## start

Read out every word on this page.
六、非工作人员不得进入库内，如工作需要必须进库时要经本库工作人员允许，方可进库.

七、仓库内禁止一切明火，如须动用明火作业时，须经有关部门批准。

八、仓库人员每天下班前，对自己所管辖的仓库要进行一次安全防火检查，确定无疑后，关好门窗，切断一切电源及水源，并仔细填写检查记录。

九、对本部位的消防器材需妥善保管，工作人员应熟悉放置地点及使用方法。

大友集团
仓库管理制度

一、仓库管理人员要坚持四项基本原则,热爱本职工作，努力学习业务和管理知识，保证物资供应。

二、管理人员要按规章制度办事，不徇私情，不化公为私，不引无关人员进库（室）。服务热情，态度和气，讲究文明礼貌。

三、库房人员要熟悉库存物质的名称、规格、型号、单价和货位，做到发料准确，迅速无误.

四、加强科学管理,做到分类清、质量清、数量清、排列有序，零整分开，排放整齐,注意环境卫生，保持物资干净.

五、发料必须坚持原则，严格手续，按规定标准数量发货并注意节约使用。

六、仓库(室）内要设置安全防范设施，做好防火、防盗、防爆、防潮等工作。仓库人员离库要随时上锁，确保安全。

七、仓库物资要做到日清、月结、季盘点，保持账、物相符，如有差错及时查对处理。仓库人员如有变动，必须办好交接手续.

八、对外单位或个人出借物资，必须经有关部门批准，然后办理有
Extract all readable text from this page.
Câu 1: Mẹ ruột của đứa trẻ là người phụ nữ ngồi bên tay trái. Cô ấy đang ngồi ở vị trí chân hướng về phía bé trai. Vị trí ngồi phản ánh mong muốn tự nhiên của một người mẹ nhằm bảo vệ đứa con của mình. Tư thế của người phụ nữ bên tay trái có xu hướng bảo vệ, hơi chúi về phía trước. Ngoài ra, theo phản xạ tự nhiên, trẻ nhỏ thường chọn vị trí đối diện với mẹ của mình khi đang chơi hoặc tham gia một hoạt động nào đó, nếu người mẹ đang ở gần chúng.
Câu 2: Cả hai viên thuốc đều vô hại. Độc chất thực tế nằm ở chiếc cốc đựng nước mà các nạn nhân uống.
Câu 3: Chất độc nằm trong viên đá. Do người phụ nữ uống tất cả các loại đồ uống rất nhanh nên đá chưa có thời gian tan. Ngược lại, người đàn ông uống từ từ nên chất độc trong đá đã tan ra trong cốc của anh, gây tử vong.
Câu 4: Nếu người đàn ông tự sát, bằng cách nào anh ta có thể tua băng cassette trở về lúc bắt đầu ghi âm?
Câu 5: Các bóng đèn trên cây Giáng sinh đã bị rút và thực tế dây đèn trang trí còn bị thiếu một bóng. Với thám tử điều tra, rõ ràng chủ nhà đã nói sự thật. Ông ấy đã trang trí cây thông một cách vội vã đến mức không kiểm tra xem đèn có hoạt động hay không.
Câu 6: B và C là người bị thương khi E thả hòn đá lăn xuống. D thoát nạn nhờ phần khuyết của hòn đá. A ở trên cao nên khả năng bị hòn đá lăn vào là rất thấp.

## end

- Description of the task: Every line of the listing that holds "cách" should be found and copied.

- Solution:
Câu 4: Nếu người đàn ông tự sát, bằng cách nào anh ta có thể tua băng cassette trở về lúc bắt đầu ghi âm?
Câu 5: Các bóng đèn trên cây Giáng sinh đã bị rút và thực tế dây đèn trang trí còn bị thiếu một bóng. Với thám tử điều tra, rõ ràng chủ nhà đã nói sự thật. Ông ấy đã trang trí cây thông một cách vội vã đến mức không kiểm tra xem đèn có hoạt động hay không.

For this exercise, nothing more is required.